▶ **Set exercise**: From the entries below, copy every line holding the word "veinte".
* BEGIN Data in this exercise *
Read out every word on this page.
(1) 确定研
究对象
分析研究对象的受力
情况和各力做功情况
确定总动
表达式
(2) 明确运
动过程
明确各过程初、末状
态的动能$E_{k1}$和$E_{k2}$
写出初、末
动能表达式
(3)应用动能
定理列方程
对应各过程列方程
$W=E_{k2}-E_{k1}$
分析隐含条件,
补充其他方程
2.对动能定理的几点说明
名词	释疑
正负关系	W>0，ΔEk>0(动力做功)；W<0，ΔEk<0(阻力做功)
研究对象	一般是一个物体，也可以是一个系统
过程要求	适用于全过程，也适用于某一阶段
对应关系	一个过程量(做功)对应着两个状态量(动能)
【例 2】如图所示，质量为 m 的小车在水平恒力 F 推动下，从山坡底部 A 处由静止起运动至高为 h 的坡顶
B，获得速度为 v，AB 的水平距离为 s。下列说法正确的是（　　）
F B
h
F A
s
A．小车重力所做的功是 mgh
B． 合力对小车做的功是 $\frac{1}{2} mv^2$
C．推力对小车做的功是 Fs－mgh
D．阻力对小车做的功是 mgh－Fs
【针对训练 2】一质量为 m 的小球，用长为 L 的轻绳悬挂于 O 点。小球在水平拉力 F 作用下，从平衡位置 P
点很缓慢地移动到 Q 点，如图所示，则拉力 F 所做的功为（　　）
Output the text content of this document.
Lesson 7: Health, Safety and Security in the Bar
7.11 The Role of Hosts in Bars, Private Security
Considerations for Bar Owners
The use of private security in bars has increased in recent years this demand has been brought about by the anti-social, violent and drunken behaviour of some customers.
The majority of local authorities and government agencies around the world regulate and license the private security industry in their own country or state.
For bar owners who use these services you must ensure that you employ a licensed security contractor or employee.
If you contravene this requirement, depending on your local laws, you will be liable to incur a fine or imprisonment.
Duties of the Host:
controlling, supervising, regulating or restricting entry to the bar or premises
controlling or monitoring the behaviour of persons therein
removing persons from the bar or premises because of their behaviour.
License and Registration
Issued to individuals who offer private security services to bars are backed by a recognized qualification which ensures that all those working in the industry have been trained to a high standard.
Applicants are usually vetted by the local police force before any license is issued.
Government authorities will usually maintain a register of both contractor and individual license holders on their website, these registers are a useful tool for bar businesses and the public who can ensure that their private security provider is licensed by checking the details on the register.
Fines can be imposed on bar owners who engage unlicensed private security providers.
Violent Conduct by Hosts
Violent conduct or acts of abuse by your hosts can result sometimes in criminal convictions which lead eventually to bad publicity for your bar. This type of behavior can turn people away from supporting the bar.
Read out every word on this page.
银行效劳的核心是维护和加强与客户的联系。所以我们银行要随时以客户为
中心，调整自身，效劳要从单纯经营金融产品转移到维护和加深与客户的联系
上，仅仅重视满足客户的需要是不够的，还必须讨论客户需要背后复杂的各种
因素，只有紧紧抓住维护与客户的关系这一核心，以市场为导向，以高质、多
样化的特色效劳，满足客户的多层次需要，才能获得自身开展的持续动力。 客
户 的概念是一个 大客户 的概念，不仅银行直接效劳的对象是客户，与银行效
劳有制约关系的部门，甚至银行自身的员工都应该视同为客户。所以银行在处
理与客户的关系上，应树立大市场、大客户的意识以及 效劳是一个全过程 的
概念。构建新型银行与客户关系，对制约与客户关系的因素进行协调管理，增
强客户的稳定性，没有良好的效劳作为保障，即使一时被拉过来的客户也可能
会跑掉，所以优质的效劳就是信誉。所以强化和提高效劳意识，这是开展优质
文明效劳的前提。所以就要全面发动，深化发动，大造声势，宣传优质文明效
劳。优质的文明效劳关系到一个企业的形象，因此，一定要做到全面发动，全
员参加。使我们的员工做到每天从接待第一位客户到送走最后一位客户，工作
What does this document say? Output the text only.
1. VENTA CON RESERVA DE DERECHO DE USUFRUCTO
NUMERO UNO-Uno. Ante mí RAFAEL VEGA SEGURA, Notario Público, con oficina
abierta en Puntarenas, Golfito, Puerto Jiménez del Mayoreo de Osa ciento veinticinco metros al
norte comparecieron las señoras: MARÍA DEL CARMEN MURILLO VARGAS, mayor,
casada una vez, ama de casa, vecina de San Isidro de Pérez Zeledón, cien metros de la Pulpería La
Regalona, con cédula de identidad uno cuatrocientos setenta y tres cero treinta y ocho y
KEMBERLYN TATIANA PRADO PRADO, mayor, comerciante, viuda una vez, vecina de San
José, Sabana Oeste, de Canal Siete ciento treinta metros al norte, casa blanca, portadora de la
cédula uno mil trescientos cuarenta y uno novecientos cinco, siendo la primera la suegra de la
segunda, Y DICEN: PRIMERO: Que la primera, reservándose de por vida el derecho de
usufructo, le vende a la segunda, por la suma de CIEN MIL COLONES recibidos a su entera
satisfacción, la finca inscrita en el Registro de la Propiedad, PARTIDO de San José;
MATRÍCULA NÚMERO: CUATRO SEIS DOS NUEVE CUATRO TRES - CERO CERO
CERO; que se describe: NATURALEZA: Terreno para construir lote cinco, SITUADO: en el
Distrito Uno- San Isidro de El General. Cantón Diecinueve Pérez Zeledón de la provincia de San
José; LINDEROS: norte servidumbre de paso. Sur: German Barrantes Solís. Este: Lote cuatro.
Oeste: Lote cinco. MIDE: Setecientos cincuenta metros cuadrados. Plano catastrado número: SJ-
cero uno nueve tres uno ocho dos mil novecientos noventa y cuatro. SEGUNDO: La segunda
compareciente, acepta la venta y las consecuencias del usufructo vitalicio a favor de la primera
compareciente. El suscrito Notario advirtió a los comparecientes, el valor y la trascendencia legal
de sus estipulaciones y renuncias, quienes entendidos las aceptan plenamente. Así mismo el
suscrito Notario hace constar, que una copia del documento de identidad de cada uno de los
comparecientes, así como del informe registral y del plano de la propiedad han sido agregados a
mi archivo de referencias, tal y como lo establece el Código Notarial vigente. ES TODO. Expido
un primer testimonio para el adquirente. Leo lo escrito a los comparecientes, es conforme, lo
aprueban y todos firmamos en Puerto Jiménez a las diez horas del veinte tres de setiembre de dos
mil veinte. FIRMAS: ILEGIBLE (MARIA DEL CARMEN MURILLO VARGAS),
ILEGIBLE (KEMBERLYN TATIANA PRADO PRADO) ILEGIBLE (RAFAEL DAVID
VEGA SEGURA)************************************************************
* END Data in this exercise *
▶ **Exercise response**:
aprueban y todos firmamos en Puerto Jiménez a las diez horas del veinte tres de setiembre de dos
mil veinte. FIRMAS: ILEGIBLE (MARIA DEL CARMEN MURILLO VARGAS),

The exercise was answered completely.